*Exercise objective*. Search the records for the word "plain" and report each line that has it.
=== Records supplied ===
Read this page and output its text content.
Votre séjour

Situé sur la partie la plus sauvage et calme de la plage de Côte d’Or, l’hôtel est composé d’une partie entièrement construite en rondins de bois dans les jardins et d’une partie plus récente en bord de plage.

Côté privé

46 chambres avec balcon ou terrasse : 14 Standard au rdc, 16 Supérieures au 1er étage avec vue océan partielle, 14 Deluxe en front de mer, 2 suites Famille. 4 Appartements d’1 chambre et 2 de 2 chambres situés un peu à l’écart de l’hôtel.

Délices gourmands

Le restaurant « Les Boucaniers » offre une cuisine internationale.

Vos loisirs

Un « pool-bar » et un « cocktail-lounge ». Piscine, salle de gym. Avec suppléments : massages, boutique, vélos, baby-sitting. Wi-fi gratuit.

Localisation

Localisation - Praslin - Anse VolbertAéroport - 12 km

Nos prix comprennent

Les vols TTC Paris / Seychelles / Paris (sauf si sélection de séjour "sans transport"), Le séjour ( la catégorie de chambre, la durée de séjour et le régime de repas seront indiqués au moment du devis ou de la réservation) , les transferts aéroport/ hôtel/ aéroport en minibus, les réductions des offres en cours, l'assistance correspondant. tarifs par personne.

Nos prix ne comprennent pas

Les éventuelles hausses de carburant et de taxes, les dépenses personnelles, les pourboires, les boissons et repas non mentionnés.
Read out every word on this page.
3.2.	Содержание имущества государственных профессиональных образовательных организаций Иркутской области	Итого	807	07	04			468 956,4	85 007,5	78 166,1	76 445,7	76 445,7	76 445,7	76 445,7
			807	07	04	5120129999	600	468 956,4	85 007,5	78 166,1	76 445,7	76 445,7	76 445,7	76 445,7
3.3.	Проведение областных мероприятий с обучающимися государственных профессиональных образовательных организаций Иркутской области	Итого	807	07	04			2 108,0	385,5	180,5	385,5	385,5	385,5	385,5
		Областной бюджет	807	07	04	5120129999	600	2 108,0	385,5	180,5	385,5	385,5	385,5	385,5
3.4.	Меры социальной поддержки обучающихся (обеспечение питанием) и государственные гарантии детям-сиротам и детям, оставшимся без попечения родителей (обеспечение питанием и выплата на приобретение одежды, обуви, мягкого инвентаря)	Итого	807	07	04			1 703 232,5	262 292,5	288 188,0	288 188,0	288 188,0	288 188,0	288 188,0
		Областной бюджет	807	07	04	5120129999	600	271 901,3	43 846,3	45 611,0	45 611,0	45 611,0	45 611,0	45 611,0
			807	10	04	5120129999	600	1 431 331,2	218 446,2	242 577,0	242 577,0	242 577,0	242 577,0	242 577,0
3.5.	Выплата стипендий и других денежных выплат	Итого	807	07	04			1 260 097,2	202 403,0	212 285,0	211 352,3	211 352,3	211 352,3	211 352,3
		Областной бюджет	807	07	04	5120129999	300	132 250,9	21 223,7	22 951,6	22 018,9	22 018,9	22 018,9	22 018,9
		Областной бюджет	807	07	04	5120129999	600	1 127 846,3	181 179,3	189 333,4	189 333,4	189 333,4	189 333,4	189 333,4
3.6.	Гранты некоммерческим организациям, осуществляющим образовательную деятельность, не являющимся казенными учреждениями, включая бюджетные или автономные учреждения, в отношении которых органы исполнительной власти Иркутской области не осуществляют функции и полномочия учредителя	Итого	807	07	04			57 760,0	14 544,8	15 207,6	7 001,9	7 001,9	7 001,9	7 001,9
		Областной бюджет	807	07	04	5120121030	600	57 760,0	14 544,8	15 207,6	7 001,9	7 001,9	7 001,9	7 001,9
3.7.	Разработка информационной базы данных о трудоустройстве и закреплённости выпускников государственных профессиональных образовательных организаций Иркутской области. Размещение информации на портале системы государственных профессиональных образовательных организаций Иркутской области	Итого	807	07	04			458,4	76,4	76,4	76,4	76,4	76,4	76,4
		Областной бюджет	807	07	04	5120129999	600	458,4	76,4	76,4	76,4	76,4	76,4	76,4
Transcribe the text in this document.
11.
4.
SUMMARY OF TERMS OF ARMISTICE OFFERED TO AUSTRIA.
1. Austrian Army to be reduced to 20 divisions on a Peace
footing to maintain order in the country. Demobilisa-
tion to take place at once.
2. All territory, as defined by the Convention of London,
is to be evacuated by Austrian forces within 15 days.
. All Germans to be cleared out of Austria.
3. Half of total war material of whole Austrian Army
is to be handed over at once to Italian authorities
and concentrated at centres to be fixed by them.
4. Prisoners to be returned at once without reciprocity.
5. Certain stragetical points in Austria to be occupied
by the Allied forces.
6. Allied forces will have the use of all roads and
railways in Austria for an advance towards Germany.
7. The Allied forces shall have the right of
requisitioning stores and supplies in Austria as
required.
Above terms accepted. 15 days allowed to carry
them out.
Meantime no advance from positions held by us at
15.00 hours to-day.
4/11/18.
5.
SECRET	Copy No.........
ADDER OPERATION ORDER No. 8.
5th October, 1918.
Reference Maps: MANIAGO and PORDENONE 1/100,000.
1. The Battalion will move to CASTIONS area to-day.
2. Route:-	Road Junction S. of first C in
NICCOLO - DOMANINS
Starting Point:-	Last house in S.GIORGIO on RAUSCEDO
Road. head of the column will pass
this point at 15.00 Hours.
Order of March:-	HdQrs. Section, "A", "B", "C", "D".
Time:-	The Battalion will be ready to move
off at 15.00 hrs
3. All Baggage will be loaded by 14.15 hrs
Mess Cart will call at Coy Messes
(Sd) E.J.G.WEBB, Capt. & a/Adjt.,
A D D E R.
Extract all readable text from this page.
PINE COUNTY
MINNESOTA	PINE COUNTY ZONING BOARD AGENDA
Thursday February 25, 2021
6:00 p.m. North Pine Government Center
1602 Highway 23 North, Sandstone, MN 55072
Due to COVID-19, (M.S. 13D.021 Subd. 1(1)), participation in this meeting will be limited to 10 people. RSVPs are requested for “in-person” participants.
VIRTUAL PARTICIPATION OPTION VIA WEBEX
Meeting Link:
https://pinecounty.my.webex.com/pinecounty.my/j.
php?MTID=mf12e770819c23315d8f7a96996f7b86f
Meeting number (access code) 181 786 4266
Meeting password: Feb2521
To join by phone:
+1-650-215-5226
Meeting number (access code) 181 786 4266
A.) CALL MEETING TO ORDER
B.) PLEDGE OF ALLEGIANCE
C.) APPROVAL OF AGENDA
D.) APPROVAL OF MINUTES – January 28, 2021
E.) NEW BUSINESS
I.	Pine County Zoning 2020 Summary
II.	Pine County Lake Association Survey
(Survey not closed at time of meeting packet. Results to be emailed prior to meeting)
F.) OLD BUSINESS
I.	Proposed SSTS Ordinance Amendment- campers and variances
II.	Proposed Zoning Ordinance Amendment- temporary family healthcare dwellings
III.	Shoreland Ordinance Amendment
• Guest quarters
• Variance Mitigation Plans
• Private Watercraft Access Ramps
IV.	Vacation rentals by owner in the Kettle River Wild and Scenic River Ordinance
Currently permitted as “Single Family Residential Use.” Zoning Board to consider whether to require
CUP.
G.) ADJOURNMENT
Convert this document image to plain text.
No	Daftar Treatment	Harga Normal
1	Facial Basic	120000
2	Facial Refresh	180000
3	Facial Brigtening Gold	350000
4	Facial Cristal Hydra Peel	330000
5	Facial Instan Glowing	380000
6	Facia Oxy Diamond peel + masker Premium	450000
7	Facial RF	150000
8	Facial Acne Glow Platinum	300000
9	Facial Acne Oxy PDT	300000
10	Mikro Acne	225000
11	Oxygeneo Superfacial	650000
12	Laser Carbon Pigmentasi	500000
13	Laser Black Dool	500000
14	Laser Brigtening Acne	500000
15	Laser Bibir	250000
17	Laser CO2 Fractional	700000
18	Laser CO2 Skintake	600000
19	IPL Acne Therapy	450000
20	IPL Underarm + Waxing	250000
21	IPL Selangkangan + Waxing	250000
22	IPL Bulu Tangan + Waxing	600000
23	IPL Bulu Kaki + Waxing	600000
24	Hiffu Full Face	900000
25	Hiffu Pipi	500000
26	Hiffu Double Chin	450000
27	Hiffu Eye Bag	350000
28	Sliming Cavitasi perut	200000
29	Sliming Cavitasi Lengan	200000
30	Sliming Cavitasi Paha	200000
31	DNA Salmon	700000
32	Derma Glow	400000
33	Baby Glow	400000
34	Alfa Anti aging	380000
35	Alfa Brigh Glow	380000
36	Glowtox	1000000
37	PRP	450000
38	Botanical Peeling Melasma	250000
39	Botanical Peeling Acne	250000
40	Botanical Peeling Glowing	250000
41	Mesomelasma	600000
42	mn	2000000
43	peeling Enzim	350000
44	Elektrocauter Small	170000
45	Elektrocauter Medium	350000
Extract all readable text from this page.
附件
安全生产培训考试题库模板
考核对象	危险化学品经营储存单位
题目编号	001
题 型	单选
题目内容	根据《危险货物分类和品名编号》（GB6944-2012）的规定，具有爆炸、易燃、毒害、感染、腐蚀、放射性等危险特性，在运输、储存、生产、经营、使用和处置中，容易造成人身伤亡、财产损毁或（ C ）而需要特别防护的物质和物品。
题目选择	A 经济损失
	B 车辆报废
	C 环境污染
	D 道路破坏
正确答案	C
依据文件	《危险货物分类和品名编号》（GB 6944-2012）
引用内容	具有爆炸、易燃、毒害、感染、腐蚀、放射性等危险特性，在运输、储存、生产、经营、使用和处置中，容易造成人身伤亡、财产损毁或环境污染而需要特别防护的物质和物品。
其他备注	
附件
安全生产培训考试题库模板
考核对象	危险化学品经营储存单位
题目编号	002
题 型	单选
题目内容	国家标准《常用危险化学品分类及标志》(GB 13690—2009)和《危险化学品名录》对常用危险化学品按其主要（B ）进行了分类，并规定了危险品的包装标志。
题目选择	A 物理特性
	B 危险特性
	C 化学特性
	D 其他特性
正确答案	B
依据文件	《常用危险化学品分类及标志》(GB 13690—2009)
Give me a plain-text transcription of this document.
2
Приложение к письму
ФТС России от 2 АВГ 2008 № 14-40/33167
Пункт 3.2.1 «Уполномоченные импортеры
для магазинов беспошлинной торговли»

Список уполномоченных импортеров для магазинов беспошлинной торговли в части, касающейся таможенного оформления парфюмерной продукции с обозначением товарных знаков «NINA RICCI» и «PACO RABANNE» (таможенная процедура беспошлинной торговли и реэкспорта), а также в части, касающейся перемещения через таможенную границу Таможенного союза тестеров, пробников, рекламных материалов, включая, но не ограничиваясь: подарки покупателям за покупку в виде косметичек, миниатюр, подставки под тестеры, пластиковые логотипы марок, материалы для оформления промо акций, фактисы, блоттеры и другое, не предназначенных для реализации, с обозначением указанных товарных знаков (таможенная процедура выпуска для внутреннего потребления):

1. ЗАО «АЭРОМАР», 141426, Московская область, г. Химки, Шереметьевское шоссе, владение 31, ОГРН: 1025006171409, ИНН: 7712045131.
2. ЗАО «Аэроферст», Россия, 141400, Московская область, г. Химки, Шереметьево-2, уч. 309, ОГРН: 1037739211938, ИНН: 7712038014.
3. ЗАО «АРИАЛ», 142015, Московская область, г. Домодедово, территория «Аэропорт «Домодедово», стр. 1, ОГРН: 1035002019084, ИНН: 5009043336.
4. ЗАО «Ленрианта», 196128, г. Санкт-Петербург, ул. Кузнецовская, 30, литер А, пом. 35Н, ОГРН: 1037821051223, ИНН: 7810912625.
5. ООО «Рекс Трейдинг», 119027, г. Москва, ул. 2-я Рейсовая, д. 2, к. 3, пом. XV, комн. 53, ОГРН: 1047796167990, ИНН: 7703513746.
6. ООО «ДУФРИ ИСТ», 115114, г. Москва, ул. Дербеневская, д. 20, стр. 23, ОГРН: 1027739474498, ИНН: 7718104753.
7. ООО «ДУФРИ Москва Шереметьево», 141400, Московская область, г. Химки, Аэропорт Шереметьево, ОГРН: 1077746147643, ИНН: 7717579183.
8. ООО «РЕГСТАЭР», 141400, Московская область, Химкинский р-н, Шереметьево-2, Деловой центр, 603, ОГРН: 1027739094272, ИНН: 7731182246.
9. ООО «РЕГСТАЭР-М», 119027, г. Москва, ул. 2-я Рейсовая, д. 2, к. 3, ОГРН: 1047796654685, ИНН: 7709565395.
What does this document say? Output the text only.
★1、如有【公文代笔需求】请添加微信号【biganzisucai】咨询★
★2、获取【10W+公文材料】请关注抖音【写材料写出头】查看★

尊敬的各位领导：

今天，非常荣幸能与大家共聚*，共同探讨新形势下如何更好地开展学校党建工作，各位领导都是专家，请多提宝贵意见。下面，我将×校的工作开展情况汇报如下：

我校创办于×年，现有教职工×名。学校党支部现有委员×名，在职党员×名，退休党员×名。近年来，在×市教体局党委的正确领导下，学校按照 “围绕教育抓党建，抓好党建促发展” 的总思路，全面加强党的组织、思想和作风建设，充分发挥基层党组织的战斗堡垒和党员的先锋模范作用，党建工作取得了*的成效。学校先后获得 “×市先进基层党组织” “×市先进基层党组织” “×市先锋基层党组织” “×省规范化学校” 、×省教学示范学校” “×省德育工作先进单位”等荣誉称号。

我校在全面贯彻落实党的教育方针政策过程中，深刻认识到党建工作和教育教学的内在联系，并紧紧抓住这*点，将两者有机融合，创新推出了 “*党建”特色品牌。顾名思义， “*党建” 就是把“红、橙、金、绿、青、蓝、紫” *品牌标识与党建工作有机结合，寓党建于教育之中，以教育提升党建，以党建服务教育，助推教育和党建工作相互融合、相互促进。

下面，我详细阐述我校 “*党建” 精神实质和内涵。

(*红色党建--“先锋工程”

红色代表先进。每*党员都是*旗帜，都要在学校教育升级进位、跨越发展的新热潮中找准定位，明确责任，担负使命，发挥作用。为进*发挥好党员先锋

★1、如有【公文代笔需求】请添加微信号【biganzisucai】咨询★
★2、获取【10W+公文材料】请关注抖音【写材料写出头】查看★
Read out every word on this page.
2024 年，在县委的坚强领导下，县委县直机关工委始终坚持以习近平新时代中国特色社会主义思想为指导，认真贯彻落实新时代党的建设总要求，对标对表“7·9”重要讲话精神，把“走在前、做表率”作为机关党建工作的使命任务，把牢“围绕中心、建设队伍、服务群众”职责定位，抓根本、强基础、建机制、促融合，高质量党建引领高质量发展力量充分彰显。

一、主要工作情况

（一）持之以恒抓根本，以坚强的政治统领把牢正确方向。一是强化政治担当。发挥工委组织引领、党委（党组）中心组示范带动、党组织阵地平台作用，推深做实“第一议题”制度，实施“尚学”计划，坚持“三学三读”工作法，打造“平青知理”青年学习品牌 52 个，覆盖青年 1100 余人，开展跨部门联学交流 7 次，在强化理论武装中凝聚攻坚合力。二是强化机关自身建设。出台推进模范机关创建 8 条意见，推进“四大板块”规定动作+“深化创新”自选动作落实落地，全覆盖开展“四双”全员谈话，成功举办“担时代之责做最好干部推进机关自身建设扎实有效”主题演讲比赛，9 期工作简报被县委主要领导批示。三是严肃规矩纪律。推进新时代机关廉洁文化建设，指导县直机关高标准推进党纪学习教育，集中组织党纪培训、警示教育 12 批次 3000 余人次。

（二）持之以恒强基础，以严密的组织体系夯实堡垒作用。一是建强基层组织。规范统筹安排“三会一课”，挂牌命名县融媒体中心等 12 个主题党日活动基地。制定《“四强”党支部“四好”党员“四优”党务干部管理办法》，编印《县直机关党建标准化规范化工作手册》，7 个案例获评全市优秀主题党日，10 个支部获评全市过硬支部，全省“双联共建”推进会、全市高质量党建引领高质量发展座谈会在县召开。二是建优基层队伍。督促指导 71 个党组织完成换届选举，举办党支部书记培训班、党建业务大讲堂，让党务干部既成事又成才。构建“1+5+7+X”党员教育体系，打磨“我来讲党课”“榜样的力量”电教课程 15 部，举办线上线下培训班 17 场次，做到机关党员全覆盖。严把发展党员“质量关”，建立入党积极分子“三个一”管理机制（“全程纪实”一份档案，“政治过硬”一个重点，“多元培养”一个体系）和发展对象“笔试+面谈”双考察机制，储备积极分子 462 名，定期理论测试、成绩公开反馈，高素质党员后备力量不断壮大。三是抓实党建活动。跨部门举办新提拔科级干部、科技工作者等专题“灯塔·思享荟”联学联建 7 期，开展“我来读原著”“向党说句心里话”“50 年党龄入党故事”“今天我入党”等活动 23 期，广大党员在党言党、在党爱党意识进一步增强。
===
*Reply to the task*.
Convert this document image to plain text.
Give me a plain-text transcription of this document.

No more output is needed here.